All lines holding the string "title" are to be shown.

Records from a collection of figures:
──────────────────────────────
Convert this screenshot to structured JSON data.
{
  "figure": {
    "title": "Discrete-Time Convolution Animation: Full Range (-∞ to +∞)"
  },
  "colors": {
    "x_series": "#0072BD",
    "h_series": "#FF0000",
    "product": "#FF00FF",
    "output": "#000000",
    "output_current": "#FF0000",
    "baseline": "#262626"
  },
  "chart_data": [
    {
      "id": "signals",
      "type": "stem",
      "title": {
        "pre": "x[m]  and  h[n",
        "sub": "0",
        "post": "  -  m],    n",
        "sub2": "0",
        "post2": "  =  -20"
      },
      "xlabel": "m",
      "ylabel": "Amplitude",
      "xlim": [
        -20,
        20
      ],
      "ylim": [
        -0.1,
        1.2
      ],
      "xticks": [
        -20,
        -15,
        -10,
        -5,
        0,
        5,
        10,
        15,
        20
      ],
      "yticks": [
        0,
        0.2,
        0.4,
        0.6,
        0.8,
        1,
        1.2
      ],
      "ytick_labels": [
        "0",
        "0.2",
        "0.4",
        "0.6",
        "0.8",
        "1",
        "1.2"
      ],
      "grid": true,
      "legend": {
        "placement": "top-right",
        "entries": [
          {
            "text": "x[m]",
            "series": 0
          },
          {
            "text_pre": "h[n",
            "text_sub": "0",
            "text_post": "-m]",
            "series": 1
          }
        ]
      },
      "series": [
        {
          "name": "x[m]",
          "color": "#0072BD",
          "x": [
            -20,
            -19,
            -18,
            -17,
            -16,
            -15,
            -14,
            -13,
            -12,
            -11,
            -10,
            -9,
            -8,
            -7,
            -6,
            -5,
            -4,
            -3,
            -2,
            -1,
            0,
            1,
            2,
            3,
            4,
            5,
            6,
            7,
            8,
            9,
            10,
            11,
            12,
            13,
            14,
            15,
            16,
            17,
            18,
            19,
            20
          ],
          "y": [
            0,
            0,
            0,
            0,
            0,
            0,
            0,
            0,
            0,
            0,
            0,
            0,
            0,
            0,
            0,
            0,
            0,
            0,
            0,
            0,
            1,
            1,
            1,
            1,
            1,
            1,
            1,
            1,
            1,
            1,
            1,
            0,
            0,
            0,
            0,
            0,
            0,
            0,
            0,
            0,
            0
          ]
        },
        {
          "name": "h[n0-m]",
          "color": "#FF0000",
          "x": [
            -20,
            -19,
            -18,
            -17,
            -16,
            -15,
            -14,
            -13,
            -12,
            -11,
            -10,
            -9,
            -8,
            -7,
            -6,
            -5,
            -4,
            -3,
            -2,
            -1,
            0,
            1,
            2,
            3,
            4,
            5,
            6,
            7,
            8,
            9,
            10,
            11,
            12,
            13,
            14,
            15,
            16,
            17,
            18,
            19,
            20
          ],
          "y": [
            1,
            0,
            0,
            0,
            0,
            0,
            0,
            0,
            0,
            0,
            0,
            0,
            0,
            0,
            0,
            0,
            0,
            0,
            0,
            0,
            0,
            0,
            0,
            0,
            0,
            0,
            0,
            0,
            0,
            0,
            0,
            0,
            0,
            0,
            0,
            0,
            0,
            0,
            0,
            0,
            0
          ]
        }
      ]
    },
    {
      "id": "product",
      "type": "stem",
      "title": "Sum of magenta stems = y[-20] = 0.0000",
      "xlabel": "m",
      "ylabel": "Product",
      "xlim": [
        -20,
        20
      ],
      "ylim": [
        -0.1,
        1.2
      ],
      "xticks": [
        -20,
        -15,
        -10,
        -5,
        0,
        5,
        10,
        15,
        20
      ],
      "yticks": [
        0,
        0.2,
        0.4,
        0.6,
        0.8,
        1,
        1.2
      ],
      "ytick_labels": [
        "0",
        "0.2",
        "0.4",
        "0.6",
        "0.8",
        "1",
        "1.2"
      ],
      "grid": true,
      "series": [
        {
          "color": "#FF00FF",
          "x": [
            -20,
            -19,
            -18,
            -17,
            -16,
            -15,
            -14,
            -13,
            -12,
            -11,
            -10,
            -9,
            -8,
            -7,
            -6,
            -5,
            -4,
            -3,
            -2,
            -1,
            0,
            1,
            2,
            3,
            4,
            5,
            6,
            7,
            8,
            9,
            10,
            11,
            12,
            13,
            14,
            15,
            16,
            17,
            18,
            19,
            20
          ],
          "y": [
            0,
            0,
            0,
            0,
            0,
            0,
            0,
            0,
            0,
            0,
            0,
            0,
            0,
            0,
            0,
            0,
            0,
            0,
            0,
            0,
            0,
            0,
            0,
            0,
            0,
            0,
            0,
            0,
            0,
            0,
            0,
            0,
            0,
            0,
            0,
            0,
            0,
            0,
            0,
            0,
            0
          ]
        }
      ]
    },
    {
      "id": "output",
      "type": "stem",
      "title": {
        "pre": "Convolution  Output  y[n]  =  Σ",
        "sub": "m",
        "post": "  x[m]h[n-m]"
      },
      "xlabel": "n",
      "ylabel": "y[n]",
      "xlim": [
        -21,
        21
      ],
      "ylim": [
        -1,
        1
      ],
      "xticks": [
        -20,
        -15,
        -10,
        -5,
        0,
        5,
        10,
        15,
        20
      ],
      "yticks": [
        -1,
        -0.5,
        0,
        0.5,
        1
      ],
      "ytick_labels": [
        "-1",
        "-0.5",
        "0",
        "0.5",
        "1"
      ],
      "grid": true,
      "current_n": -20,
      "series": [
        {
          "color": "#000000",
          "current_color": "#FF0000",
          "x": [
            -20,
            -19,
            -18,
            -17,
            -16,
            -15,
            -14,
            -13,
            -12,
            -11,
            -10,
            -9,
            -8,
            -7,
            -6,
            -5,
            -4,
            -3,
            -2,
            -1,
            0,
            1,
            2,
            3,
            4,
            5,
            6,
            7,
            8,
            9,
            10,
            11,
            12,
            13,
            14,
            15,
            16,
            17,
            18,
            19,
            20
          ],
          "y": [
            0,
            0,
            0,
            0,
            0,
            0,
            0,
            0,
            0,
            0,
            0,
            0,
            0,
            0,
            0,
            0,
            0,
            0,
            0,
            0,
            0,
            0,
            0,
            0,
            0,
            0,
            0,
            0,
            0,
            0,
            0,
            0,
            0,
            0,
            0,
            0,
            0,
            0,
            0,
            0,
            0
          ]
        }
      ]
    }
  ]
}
──────────────────────────────
→ **Written response**
    "title": "Discrete-Time Convolution Animation: Full Range (-∞ to +∞)"
      "title": {
      "title": "Sum of magenta stems = y[-20] = 0.0000",
      "title": {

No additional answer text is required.